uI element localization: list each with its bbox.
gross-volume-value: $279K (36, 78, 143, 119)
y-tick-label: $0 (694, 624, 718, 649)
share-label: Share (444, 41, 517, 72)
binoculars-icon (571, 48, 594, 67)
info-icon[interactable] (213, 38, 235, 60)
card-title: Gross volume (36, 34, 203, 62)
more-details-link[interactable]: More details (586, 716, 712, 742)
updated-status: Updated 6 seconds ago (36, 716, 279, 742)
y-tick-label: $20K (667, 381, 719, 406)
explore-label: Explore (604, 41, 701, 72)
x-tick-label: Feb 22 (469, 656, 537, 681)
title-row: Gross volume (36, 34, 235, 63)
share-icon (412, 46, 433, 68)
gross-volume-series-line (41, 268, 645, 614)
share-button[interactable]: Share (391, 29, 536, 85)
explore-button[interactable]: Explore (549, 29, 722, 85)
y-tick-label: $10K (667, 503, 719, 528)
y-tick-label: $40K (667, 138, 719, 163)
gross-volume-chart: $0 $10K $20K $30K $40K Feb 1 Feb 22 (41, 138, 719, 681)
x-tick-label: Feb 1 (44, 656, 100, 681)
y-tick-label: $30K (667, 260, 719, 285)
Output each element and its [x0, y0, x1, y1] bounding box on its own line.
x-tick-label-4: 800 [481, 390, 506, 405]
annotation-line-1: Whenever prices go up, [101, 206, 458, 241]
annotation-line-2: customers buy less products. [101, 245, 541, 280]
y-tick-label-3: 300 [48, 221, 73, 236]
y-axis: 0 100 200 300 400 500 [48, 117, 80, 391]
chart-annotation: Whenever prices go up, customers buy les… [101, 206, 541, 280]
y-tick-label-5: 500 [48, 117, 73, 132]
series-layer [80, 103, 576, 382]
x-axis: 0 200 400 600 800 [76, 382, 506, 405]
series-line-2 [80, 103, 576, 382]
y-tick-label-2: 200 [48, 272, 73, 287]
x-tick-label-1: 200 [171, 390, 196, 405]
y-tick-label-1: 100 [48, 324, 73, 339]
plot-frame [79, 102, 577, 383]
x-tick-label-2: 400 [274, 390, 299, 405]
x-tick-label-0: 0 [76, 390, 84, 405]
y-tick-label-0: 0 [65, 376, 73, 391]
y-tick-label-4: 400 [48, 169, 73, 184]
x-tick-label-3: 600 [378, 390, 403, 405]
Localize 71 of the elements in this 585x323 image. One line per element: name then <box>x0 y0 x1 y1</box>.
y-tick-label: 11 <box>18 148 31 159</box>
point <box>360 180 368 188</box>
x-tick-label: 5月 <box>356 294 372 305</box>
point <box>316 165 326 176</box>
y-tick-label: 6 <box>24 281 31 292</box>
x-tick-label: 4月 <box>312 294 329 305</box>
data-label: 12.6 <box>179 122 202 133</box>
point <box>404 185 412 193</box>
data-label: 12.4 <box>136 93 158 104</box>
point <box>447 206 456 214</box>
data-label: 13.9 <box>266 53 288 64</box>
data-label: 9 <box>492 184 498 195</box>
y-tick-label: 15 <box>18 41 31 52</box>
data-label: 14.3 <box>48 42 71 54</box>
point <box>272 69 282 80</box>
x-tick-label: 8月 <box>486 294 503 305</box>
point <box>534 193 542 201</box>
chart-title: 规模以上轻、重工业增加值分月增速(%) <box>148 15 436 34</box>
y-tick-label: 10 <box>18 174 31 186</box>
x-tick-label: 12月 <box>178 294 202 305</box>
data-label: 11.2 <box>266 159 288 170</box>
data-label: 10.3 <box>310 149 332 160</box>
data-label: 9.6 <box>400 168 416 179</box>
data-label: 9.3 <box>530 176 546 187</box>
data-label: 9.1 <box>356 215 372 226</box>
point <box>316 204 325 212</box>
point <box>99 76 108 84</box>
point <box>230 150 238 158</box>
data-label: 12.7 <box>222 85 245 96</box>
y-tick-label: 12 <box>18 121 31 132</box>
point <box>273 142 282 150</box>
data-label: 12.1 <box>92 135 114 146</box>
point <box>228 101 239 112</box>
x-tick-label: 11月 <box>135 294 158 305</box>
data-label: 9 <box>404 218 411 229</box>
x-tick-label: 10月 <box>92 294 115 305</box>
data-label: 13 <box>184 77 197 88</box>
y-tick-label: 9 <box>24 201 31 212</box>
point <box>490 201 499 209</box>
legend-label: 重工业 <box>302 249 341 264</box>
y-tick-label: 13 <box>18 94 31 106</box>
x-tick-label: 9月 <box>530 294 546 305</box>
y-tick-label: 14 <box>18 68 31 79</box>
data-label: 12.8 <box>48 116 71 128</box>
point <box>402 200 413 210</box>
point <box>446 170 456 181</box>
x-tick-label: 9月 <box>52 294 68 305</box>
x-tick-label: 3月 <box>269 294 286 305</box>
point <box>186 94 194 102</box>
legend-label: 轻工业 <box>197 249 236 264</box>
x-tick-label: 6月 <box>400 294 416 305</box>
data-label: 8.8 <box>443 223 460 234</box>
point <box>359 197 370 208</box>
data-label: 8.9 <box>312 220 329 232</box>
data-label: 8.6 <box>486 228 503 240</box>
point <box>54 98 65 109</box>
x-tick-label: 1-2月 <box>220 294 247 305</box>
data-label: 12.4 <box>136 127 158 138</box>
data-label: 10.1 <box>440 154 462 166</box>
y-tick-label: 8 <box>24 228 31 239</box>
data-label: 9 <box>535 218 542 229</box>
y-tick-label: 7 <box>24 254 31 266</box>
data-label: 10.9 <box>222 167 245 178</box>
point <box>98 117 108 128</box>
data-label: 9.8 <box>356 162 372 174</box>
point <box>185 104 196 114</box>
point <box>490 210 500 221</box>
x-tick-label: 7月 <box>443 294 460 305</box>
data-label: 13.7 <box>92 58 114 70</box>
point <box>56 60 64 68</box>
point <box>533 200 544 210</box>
- - -
TASK DETAILS
Please convert the material above into a JSON list of strings with one string for each line, omitting any blank lines.

RESULT FOR THIS EXERCISE
[
  "uI element localization: list each with its bbox.",
  "gross-volume-value: $279K (36, 78, 143, 119)",
  "y-tick-label: $0 (694, 624, 718, 649)",
  "share-label: Share (444, 41, 517, 72)",
  "binoculars-icon (571, 48, 594, 67)",
  "info-icon[interactable] (213, 38, 235, 60)",
  "card-title: Gross volume (36, 34, 203, 62)",
  "more-details-link[interactable]: More details (586, 716, 712, 742)",
  "updated-status: Updated 6 seconds ago (36, 716, 279, 742)",
  "y-tick-label: $20K (667, 381, 719, 406)",
  "explore-label: Explore (604, 41, 701, 72)",
  "x-tick-label: Feb 22 (469, 656, 537, 681)",
  "title-row: Gross volume (36, 34, 235, 63)",
  "share-icon (412, 46, 433, 68)",
  "gross-volume-series-line (41, 268, 645, 614)",
  "share-button[interactable]: Share (391, 29, 536, 85)",
  "explore-button[interactable]: Explore (549, 29, 722, 85)",
  "y-tick-label: $10K (667, 503, 719, 528)",
  "y-tick-label: $40K (667, 138, 719, 163)",
  "gross-volume-chart: $0 $10K $20K $30K $40K Feb 1 Feb 22 (41, 138, 719, 681)",
  "x-tick-label: Feb 1 (44, 656, 100, 681)",
  "y-tick-label: $30K (667, 260, 719, 285)",
  "Output each element and its [x0, y0, x1, y1] bounding box on its own line.",
  "x-tick-label-4: 800 [481, 390, 506, 405]",
  "annotation-line-1: Whenever prices go up, [101, 206, 458, 241]",
  "annotation-line-2: customers buy less products. [101, 245, 541, 280]",
  "y-tick-label-3: 300 [48, 221, 73, 236]",
  "y-axis: 0 100 200 300 400 500 [48, 117, 80, 391]",
  "chart-annotation: Whenever prices go up, customers buy les… [101, 206, 541, 280]",
  "y-tick-label-5: 500 [48, 117, 73, 132]",
  "series-layer [80, 103, 576, 382]",
  "x-axis: 0 200 400 600 800 [76, 382, 506, 405]",
  "series-line-2 [80, 103, 576, 382]",
  "y-tick-label-2: 200 [48, 272, 73, 287]",
  "x-tick-label-1: 200 [171, 390, 196, 405]",
  "y-tick-label-1: 100 [48, 324, 73, 339]",
  "plot-frame [79, 102, 577, 383]",
  "x-tick-label-2: 400 [274, 390, 299, 405]",
  "x-tick-label-0: 0 [76, 390, 84, 405]",
  "y-tick-label-0: 0 [65, 376, 73, 391]",
  "y-tick-label-4: 400 [48, 169, 73, 184]",
  "x-tick-label-3: 600 [378, 390, 403, 405]",
  "Localize 71 of the elements in this 585x323 image. One line per element: name then <box>x0 y0 x1 y1</box>.",
  "y-tick-label: 11 <box>18 148 31 159</box>",
  "point <box>360 180 368 188</box>",
  "x-tick-label: 5月 <box>356 294 372 305</box>",
  "point <box>316 165 326 176</box>",
  "y-tick-label: 6 <box>24 281 31 292</box>",
  "x-tick-label: 4月 <box>312 294 329 305</box>",
  "data-label: 12.6 <box>179 122 202 133</box>",
  "point <box>404 185 412 193</box>",
  "data-label: 12.4 <box>136 93 158 104</box>",
  "point <box>447 206 456 214</box>",
  "data-label: 13.9 <box>266 53 288 64</box>",
  "data-label: 9 <box>492 184 498 195</box>",
  "y-tick-label: 15 <box>18 41 31 52</box>",
  "data-label: 14.3 <box>48 42 71 54</box>",
  "point <box>272 69 282 80</box>",
  "x-tick-label: 8月 <box>486 294 503 305</box>",
  "point <box>534 193 542 201</box>",
  "chart-title: 规模以上轻、重工业增加值分月增速(%) <box>148 15 436 34</box>",
  "y-tick-label: 10 <box>18 174 31 186</box>",
  "x-tick-label: 12月 <box>178 294 202 305</box>",
  "data-label: 11.2 <box>266 159 288 170</box>",
  "data-label: 10.3 <box>310 149 332 160</box>",
  "data-label: 9.6 <box>400 168 416 179</box>",
  "data-label: 9.3 <box>530 176 546 187</box>",
  "data-label: 9.1 <box>356 215 372 226</box>",
  "point <box>316 204 325 212</box>",
  "point <box>99 76 108 84</box>",
  "point <box>230 150 238 158</box>",
  "data-label: 12.7 <box>222 85 245 96</box>",
  "y-tick-label: 12 <box>18 121 31 132</box>",
  "point <box>273 142 282 150</box>",
  "data-label: 12.1 <box>92 135 114 146</box>",
  "point <box>228 101 239 112</box>",
  "x-tick-label: 11月 <box>135 294 158 305</box>",
  "data-label: 9 <box>404 218 411 229</box>",
  "x-tick-label: 10月 <box>92 294 115 305</box>",
  "data-label: 13 <box>184 77 197 88</box>",
  "y-tick-label: 9 <box>24 201 31 212</box>",
  "point <box>490 201 499 209</box>",
  "legend-label: 重工业 <box>302 249 341 264</box>",
  "y-tick-label: 13 <box>18 94 31 106</box>",
  "x-tick-label: 9月 <box>530 294 546 305</box>",
  "y-tick-label: 14 <box>18 68 31 79</box>",
  "data-label: 12.8 <box>48 116 71 128</box>",
  "point <box>402 200 413 210</box>",
  "point <box>446 170 456 181</box>",
  "x-tick-label: 9月 <box>52 294 68 305</box>",
  "x-tick-label: 3月 <box>269 294 286 305</box>",
  "point <box>186 94 194 102</box>",
  "legend-label: 轻工业 <box>197 249 236 264</box>",
  "x-tick-label: 6月 <box>400 294 416 305</box>",
  "data-label: 8.8 <box>443 223 460 234</box>",
  "point <box>359 197 370 208</box>",
  "data-label: 8.9 <box>312 220 329 232</box>",
  "data-label: 8.6 <box>486 228 503 240</box>",
  "point <box>54 98 65 109</box>",
  "x-tick-label: 1-2月 <box>220 294 247 305</box>",
  "data-label: 12.4 <box>136 127 158 138</box>",
  "data-label: 10.1 <box>440 154 462 166</box>",
  "y-tick-label: 8 <box>24 228 31 239</box>",
  "data-label: 9 <box>535 218 542 229</box>",
  "y-tick-label: 7 <box>24 254 31 266</box>",
  "data-label: 10.9 <box>222 167 245 178</box>",
  "point <box>98 117 108 128</box>",
  "data-label: 9.8 <box>356 162 372 174</box>",
  "point <box>185 104 196 114</box>",
  "point <box>490 210 500 221</box>",
  "x-tick-label: 7月 <box>443 294 460 305</box>",
  "data-label: 13.7 <box>92 58 114 70</box>",
  "point <box>56 60 64 68</box>",
  "point <box>533 200 544 210</box>"
]